◆ Problem requirements
Count lines, not occurrences: give the number of lines holding the word "工农武装割据", and nothing besides.

◆ Working data
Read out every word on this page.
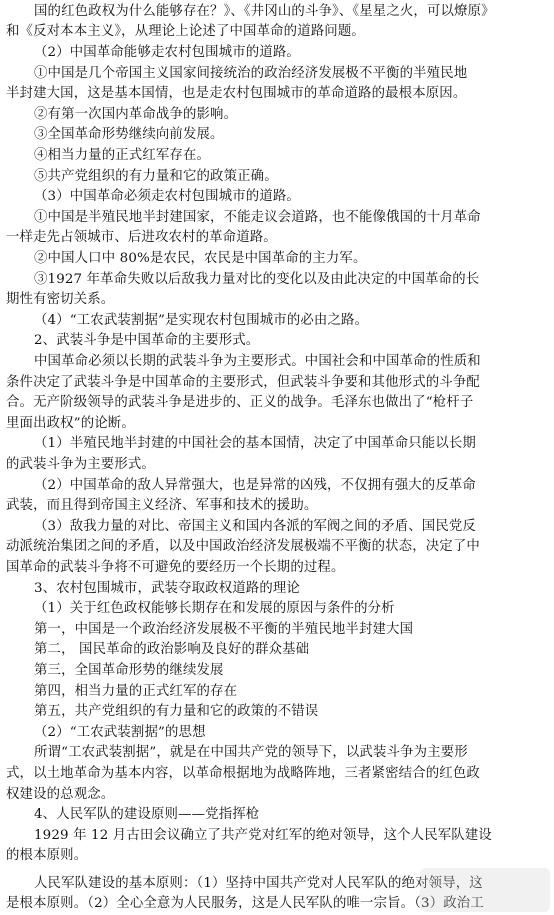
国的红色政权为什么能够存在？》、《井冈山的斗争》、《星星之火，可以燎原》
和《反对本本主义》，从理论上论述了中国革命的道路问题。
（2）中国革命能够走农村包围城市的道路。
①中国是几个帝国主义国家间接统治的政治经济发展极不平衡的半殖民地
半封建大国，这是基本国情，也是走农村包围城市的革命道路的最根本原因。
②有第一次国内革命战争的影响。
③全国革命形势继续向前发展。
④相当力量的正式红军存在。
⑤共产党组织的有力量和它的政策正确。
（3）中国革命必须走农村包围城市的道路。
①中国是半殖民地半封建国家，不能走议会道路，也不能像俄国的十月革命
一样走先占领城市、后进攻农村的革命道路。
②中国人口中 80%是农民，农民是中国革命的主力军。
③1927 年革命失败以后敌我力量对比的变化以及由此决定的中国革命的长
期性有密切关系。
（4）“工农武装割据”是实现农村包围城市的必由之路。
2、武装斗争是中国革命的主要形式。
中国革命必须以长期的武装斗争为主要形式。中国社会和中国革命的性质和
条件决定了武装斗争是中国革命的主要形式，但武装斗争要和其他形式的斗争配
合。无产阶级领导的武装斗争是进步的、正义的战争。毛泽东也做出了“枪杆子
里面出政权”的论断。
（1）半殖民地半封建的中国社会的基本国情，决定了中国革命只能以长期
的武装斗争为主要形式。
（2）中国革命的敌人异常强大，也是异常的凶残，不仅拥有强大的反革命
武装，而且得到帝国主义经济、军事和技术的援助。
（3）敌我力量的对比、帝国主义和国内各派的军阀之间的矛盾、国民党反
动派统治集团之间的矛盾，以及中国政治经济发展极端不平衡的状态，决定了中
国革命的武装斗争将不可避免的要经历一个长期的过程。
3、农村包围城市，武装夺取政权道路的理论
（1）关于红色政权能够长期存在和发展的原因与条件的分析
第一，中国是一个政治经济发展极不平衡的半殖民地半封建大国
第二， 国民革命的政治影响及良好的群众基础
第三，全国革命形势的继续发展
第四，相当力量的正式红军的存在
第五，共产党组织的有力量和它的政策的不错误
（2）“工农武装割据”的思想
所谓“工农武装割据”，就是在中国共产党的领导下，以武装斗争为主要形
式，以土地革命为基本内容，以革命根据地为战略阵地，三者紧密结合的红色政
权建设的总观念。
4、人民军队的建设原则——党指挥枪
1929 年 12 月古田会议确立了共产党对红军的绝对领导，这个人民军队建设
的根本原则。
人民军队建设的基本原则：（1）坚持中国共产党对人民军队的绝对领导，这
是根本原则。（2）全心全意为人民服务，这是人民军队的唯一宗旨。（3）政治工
==
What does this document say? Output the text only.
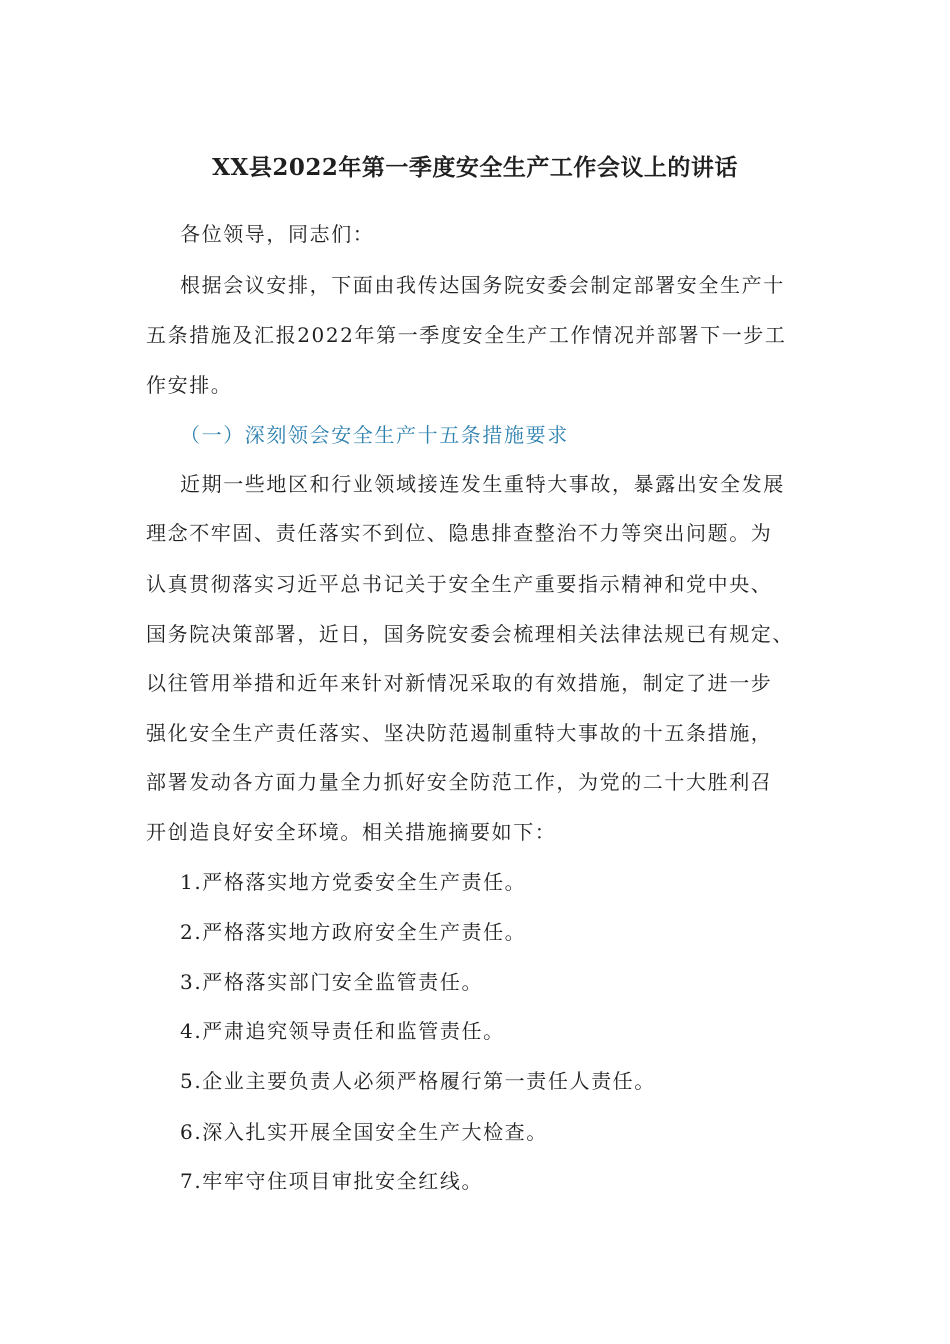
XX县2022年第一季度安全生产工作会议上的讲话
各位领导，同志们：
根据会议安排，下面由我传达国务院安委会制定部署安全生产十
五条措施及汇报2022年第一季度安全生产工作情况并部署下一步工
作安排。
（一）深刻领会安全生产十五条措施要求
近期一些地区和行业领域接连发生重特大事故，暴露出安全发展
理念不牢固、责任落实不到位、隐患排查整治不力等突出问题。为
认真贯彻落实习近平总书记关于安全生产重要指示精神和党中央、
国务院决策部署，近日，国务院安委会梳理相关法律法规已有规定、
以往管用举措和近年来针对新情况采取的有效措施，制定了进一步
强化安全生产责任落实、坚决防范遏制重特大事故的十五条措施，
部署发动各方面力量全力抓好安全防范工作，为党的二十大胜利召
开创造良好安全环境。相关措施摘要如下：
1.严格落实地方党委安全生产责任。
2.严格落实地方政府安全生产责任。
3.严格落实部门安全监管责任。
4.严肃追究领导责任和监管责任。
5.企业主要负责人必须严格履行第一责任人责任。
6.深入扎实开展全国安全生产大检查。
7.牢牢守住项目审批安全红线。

◆ Solution to this problem
3